* START Given entries *

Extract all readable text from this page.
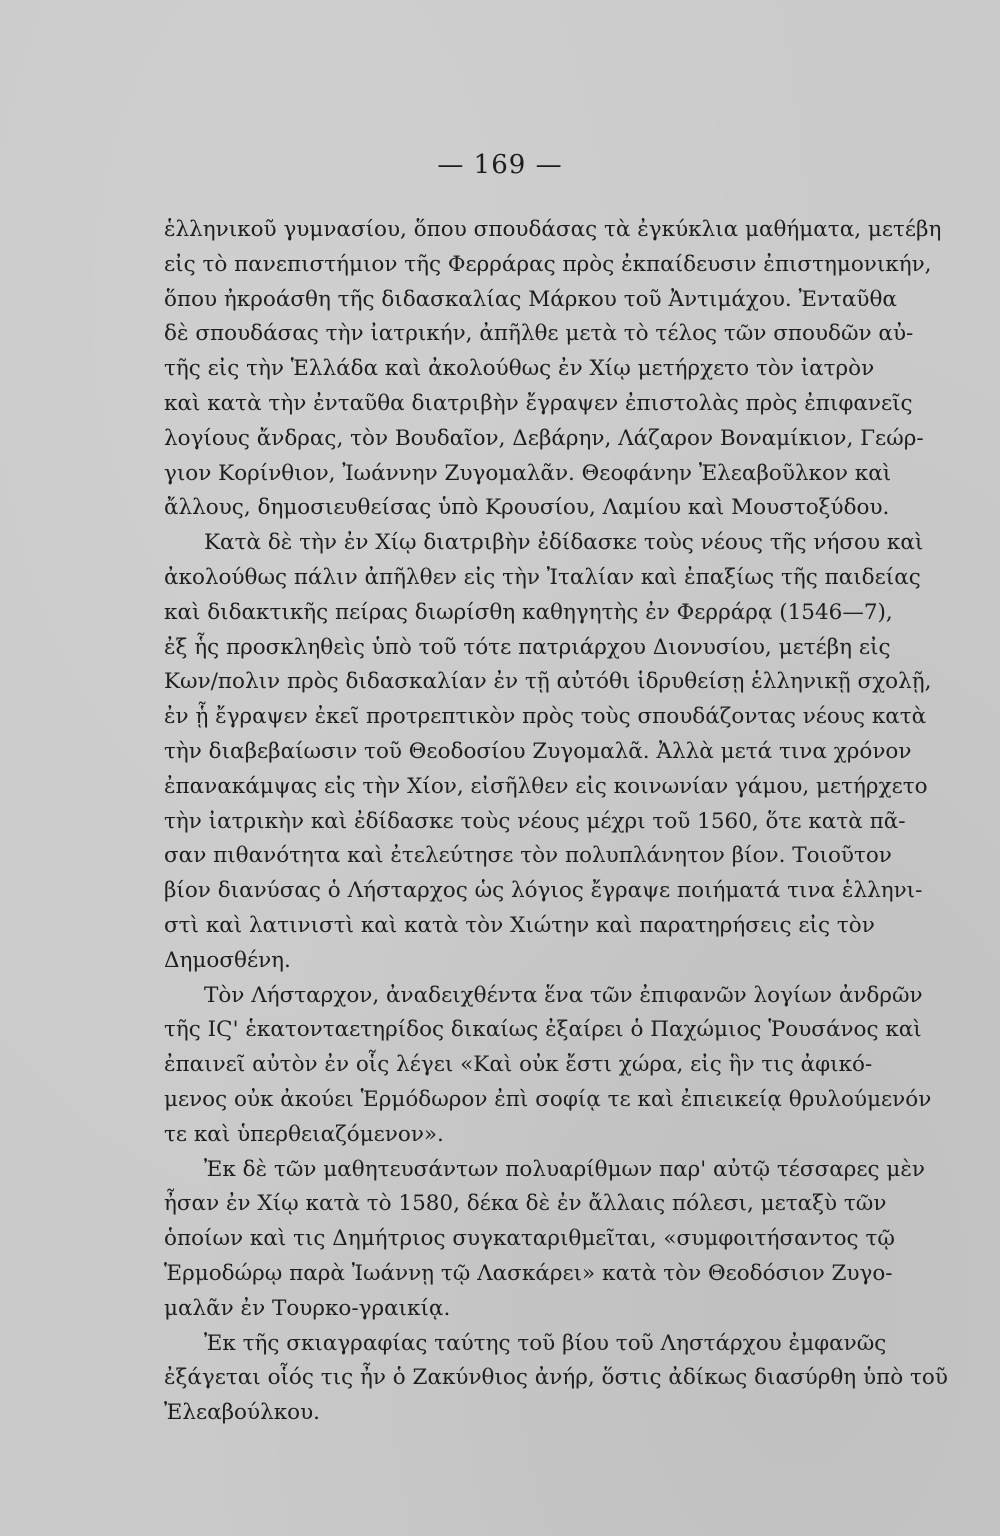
— 169 —
ἑλληνικοῦ γυμνασίου, ὅπου σπουδάσας τὰ ἐγκύκλια μαθήματα, μετέβη
εἰς τὸ πανεπιστήμιον τῆς Φερράρας πρὸς ἐκπαίδευσιν ἐπιστημονικήν,
ὅπου ἠκροάσθη τῆς διδασκαλίας Μάρκου τοῦ Ἀντιμάχου. Ἐνταῦθα
δὲ σπουδάσας τὴν ἰατρικήν, ἀπῆλθε μετὰ τὸ τέλος τῶν σπουδῶν αὐ-
τῆς εἰς τὴν Ἑλλάδα καὶ ἀκολούθως ἐν Χίῳ μετήρχετο τὸν ἰατρὸν
καὶ κατὰ τὴν ἐνταῦθα διατριβὴν ἔγραψεν ἐπιστολὰς πρὸς ἐπιφανεῖς
λογίους ἄνδρας, τὸν Βουδαῖον, Δεβάρην, Λάζαρον Βοναμίκιον, Γεώρ-
γιον Κορίνθιον, Ἰωάννην Ζυγομαλᾶν. Θεοφάνην Ἐλεαβοῦλκον καὶ
ἄλλους, δημοσιευθείσας ὑπὸ Κρουσίου, Λαμίου καὶ Μουστοξύδου.
Κατὰ δὲ τὴν ἐν Χίῳ διατριβὴν ἐδίδασκε τοὺς νέους τῆς νήσου καὶ
ἀκολούθως πάλιν ἀπῆλθεν εἰς τὴν Ἰταλίαν καὶ ἐπαξίως τῆς παιδείας
καὶ διδακτικῆς πείρας διωρίσθη καθηγητὴς ἐν Φερράρᾳ (1546—7),
ἐξ ἧς προσκληθεὶς ὑπὸ τοῦ τότε πατριάρχου Διονυσίου, μετέβη εἰς
Κων/πολιν πρὸς διδασκαλίαν ἐν τῇ αὐτόθι ἱδρυθείσῃ ἑλληνικῇ σχολῇ,
ἐν ᾗ ἔγραψεν ἐκεῖ προτρεπτικὸν πρὸς τοὺς σπουδάζοντας νέους κατὰ
τὴν διαβεβαίωσιν τοῦ Θεοδοσίου Ζυγομαλᾶ. Ἀλλὰ μετά τινα χρόνον
ἐπανακάμψας εἰς τὴν Χίον, εἰσῆλθεν εἰς κοινωνίαν γάμου, μετήρχετο
τὴν ἰατρικὴν καὶ ἐδίδασκε τοὺς νέους μέχρι τοῦ 1560, ὅτε κατὰ πᾶ-
σαν πιθανότητα καὶ ἐτελεύτησε τὸν πολυπλάνητον βίον. Τοιοῦτον
βίον διανύσας ὁ Λήσταρχος ὡς λόγιος ἔγραψε ποιήματά τινα ἑλληνι-
στὶ καὶ λατινιστὶ καὶ κατὰ τὸν Χιώτην καὶ παρατηρήσεις εἰς τὸν
Δημοσθένη.
Τὸν Λήσταρχον, ἀναδειχθέντα ἕνα τῶν ἐπιφανῶν λογίων ἀνδρῶν
τῆς ΙϚ' ἑκατονταετηρίδος δικαίως ἐξαίρει ὁ Παχώμιος Ῥουσάνος καὶ
ἐπαινεῖ αὐτὸν ἐν οἷς λέγει «Καὶ οὐκ ἔστι χώρα, εἰς ἣν τις ἀφικό-
μενος οὐκ ἀκούει Ἑρμόδωρον ἐπὶ σοφίᾳ τε καὶ ἐπιεικείᾳ θρυλούμενόν
τε καὶ ὑπερθειαζόμενον».
Ἐκ δὲ τῶν μαθητευσάντων πολυαρίθμων παρ' αὐτῷ τέσσαρες μὲν
ἦσαν ἐν Χίῳ κατὰ τὸ 1580, δέκα δὲ ἐν ἄλλαις πόλεσι, μεταξὺ τῶν
ὁποίων καὶ τις Δημήτριος συγκαταριθμεῖται, «συμφοιτήσαντος τῷ
Ἑρμοδώρῳ παρὰ Ἰωάννῃ τῷ Λασκάρει» κατὰ τὸν Θεοδόσιον Ζυγο-
μαλᾶν ἐν Τουρκο-γραικίᾳ.
Ἐκ τῆς σκιαγραφίας ταύτης τοῦ βίου τοῦ Ληστάρχου ἐμφανῶς
ἐξάγεται οἷός τις ἦν ὁ Ζακύνθιος ἀνήρ, ὅστις ἀδίκως διασύρθη ὑπὸ τοῦ
Ἐλεαβούλκου.
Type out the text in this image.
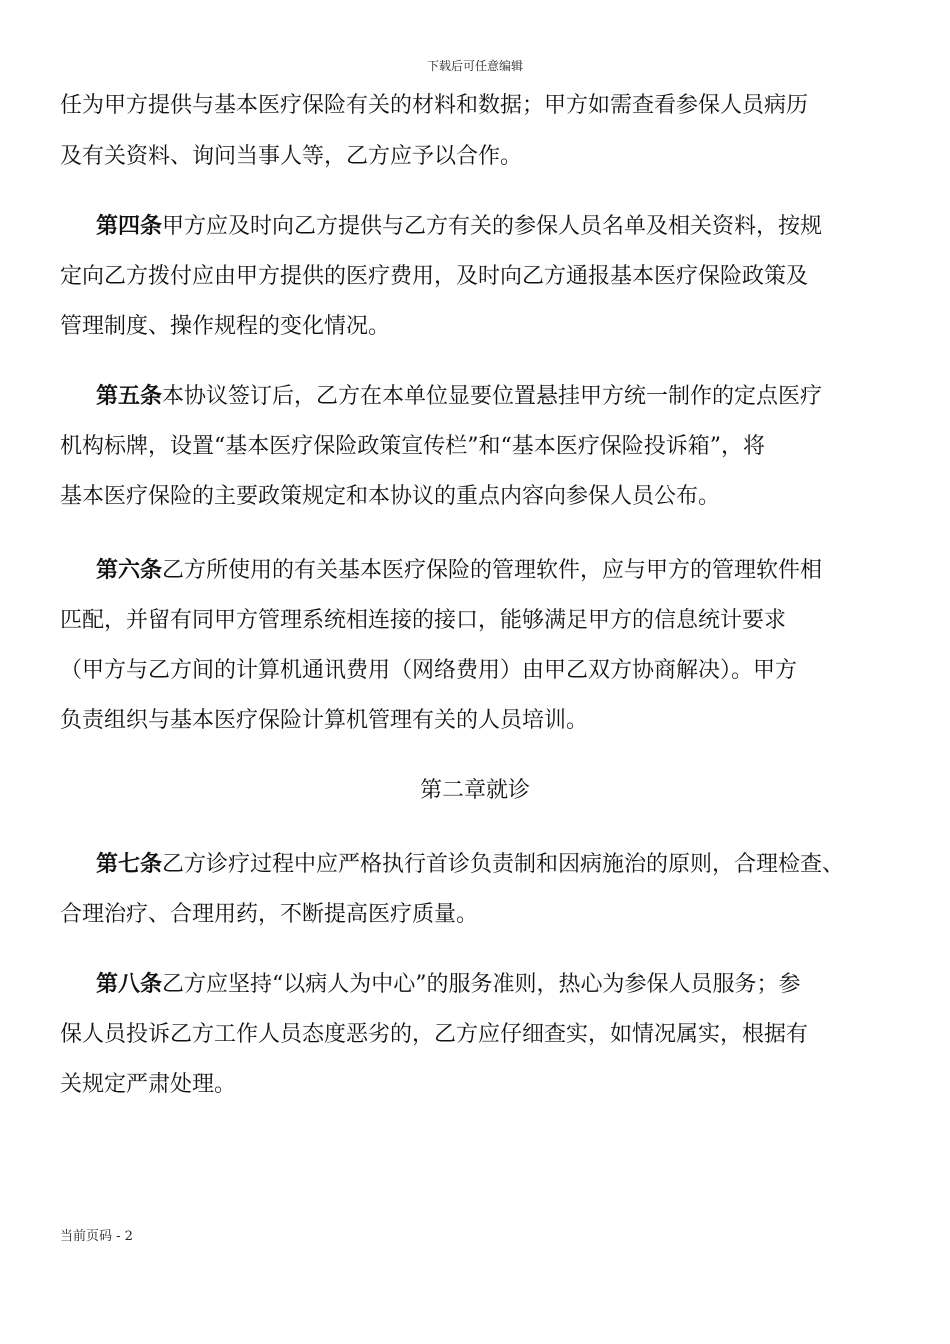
下载后可任意编辑
任为甲方提供与基本医疗保险有关的材料和数据；甲方如需查看参保人员病历
及有关资料、询问当事人等，乙方应予以合作。
第四条甲方应及时向乙方提供与乙方有关的参保人员名单及相关资料，按规
定向乙方拨付应由甲方提供的医疗费用，及时向乙方通报基本医疗保险政策及
管理制度、操作规程的变化情况。
第五条本协议签订后，乙方在本单位显要位置悬挂甲方统一制作的定点医疗
机构标牌，设置“基本医疗保险政策宣传栏”和“基本医疗保险投诉箱”，将
基本医疗保险的主要政策规定和本协议的重点内容向参保人员公布。
第六条乙方所使用的有关基本医疗保险的管理软件，应与甲方的管理软件相
匹配，并留有同甲方管理系统相连接的接口，能够满足甲方的信息统计要求
（甲方与乙方间的计算机通讯费用（网络费用）由甲乙双方协商解决）。甲方
负责组织与基本医疗保险计算机管理有关的人员培训。
第二章就诊
第七条乙方诊疗过程中应严格执行首诊负责制和因病施治的原则，合理检查、
合理治疗、合理用药，不断提高医疗质量。
第八条乙方应坚持“以病人为中心”的服务准则，热心为参保人员服务；参
保人员投诉乙方工作人员态度恶劣的，乙方应仔细查实，如情况属实，根据有
关规定严肃处理。
当前页码 - 2
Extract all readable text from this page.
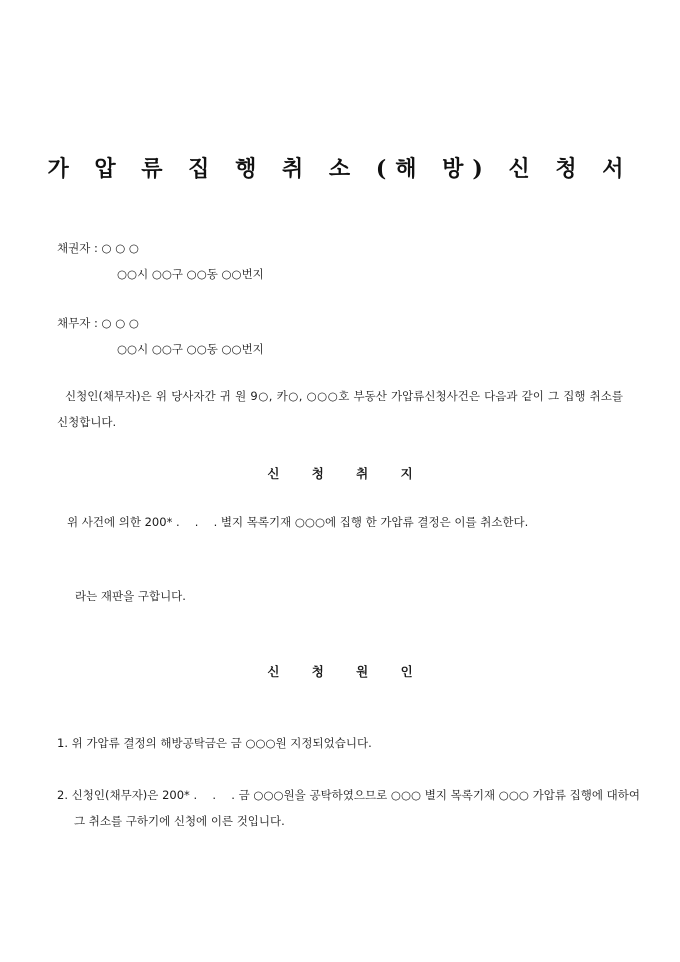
가 압 류 집 행 취 소 (해 방) 신 청 서
채권자 : ○ ○ ○
○○시 ○○구 ○○동 ○○번지
채무자 : ○ ○ ○
○○시 ○○구 ○○동 ○○번지
신청인(채무자)은 위 당사자간 귀 원 9○, 카○, ○○○호 부동산 가압류신청사건은 다음과 같이 그 집행 취소를 신청합니다.
신 청 취 지
위 사건에 의한 200* .　 .　 . 별지 목록기재 ○○○에 집행 한 가압류 결정은 이를 취소한다.
라는 재판을 구합니다.
신 청 원 인
1. 위 가압류 결정의 해방공탁금은 금 ○○○원 지정되었습니다.
2. 신청인(채무자)은 200* .　 .　 . 금 ○○○원을 공탁하였으므로 ○○○ 별지 목록기재 ○○○ 가압류 집행에 대하여 그 취소를 구하기에 신청에 이른 것입니다.
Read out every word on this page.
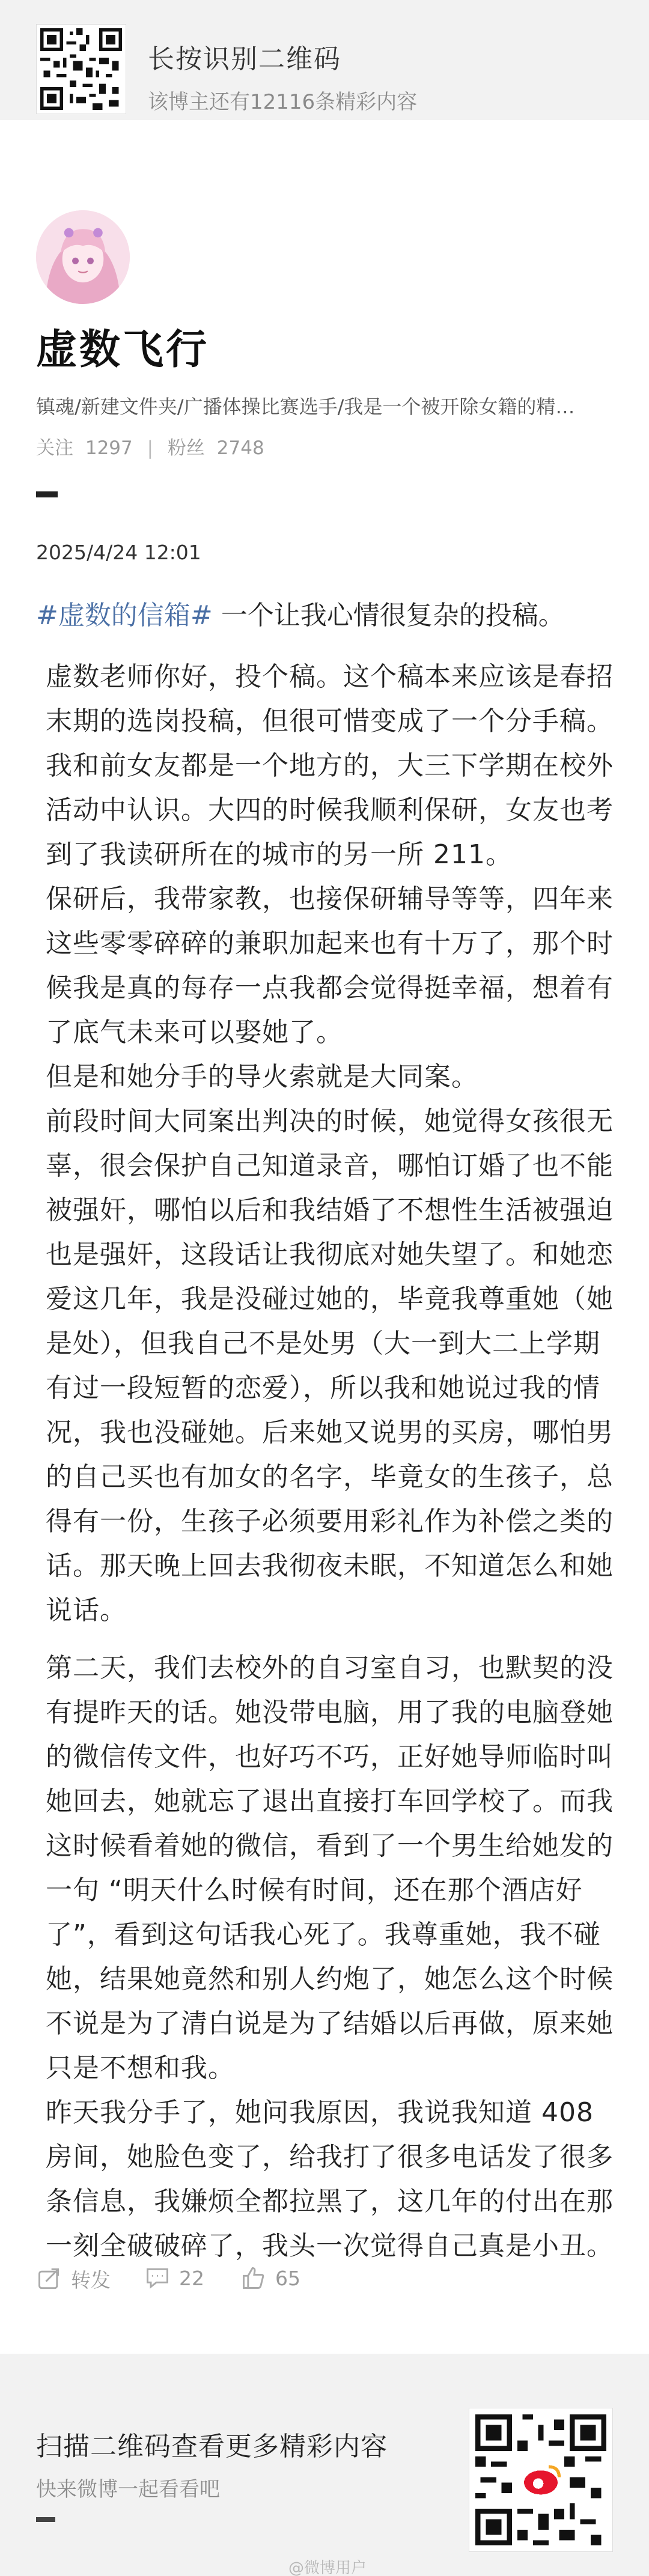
长按识别二维码
该博主还有12116条精彩内容
虚数飞行
镇魂/新建文件夹/广播体操比赛选手/我是一个被开除女籍的精…
关注 1297 | 粉丝 2748
2025/4/24 12:01
#虚数的信箱# 一个让我心情很复杂的投稿。

虚数老师你好，投个稿。这个稿本来应该是春招末期的选岗投稿，但很可惜变成了一个分手稿。我和前女友都是一个地方的，大三下学期在校外活动中认识。大四的时候我顺利保研，女友也考到了我读研所在的城市的另一所 211。

保研后，我带家教，也接保研辅导等等，四年来这些零零碎碎的兼职加起来也有十万了，那个时候我是真的每存一点我都会觉得挺幸福，想着有了底气未来可以娶她了。

但是和她分手的导火索就是大同案。

前段时间大同案出判决的时候，她觉得女孩很无辜，很会保护自己知道录音，哪怕订婚了也不能被强奸，哪怕以后和我结婚了不想性生活被强迫也是强奸，这段话让我彻底对她失望了。和她恋爱这几年，我是没碰过她的，毕竟我尊重她（她是处），但我自己不是处男（大一到大二上学期有过一段短暂的恋爱），所以我和她说过我的情况，我也没碰她。后来她又说男的买房，哪怕男的自己买也有加女的名字，毕竟女的生孩子，总得有一份，生孩子必须要用彩礼作为补偿之类的话。那天晚上回去我彻夜未眠，不知道怎么和她说话。

第二天，我们去校外的自习室自习，也默契的没有提昨天的话。她没带电脑，用了我的电脑登她的微信传文件，也好巧不巧，正好她导师临时叫她回去，她就忘了退出直接打车回学校了。而我这时候看着她的微信，看到了一个男生给她发的一句 “明天什么时候有时间，还在那个酒店好了”，看到这句话我心死了。我尊重她，我不碰她，结果她竟然和别人约炮了，她怎么这个时候不说是为了清白说是为了结婚以后再做，原来她只是不想和我。

昨天我分手了，她问我原因，我说我知道 408 房间，她脸色变了，给我打了很多电话发了很多条信息，我嫌烦全都拉黑了，这几年的付出在那一刻全破破碎了，我头一次觉得自己真是小丑。

转发	22	65
扫描二维码查看更多精彩内容
快来微博一起看看吧
@微博用户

* END Given entries *

## Set task
Tally the lines in these entries that have the string "ὅπου" in them, then answer with the count and nothing else.

## In response
2